--- start EXTRACTED MATERIAL ---
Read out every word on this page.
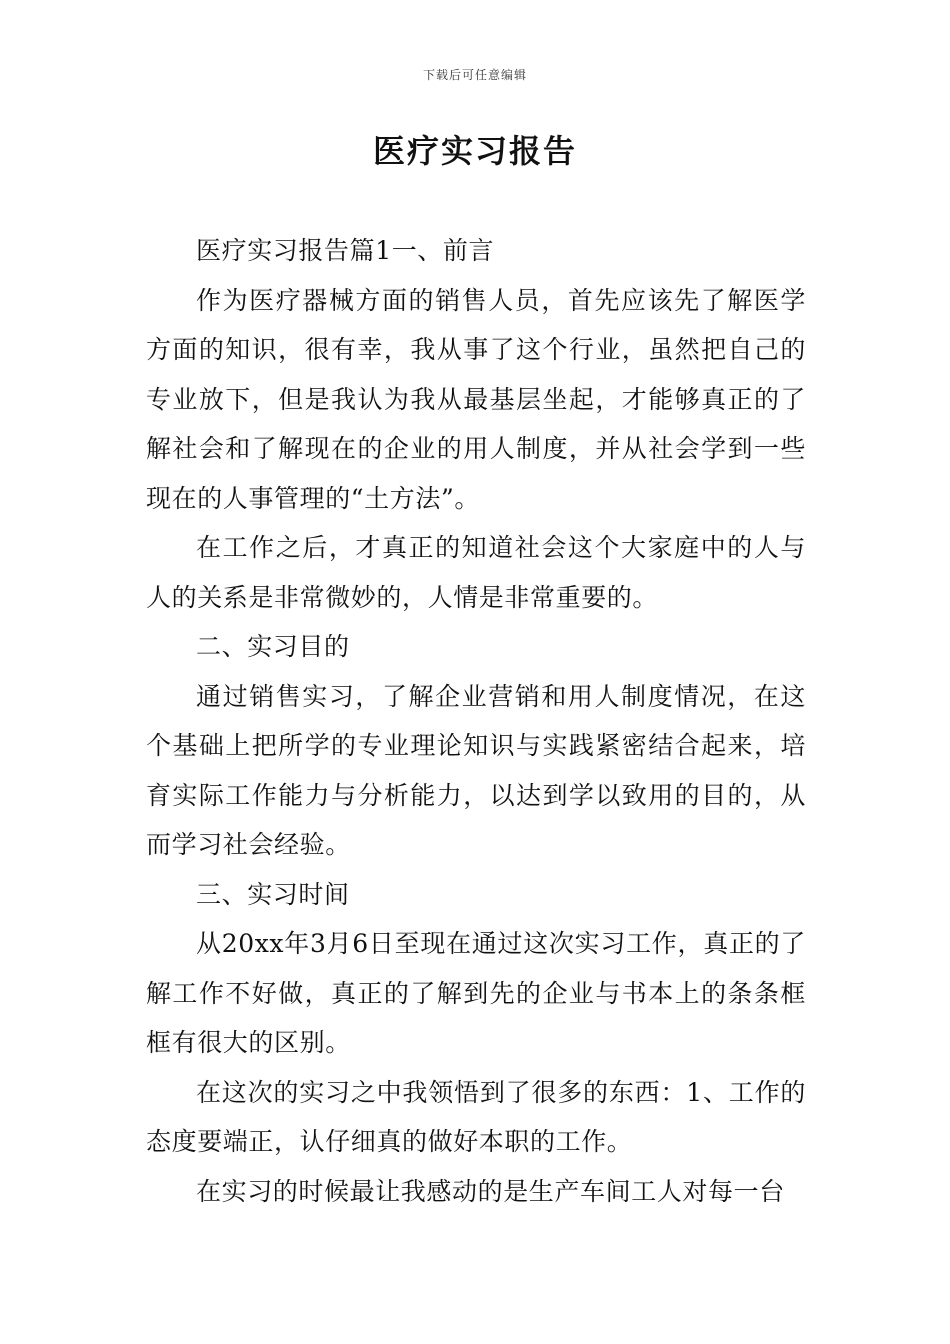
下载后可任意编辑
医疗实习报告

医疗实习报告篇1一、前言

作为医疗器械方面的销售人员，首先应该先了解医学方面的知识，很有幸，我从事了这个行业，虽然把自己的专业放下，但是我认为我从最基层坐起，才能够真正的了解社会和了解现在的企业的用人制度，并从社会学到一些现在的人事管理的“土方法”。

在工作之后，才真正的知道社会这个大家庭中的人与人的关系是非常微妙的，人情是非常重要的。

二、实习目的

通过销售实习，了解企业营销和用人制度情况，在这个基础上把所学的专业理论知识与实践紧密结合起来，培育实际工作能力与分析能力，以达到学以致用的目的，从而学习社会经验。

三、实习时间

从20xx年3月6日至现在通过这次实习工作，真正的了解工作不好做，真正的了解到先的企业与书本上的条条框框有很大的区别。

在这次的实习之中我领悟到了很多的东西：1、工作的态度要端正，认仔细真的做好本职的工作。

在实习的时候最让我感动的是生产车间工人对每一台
--- end EXTRACTED MATERIAL ---
[WHAT YOU SHOULD DO] Reproduce every line above as written, skipping pictures.

[WRITTEN ANSWER]
Read out every word on this page.
下载后可任意编辑
医疗实习报告

医疗实习报告篇1一、前言

作为医疗器械方面的销售人员，首先应该先了解医学方面的知识，很有幸，我从事了这个行业，虽然把自己的专业放下，但是我认为我从最基层坐起，才能够真正的了解社会和了解现在的企业的用人制度，并从社会学到一些现在的人事管理的“土方法”。

在工作之后，才真正的知道社会这个大家庭中的人与人的关系是非常微妙的，人情是非常重要的。

二、实习目的

通过销售实习，了解企业营销和用人制度情况，在这个基础上把所学的专业理论知识与实践紧密结合起来，培育实际工作能力与分析能力，以达到学以致用的目的，从而学习社会经验。

三、实习时间

从20xx年3月6日至现在通过这次实习工作，真正的了解工作不好做，真正的了解到先的企业与书本上的条条框框有很大的区别。

在这次的实习之中我领悟到了很多的东西：1、工作的态度要端正，认仔细真的做好本职的工作。

在实习的时候最让我感动的是生产车间工人对每一台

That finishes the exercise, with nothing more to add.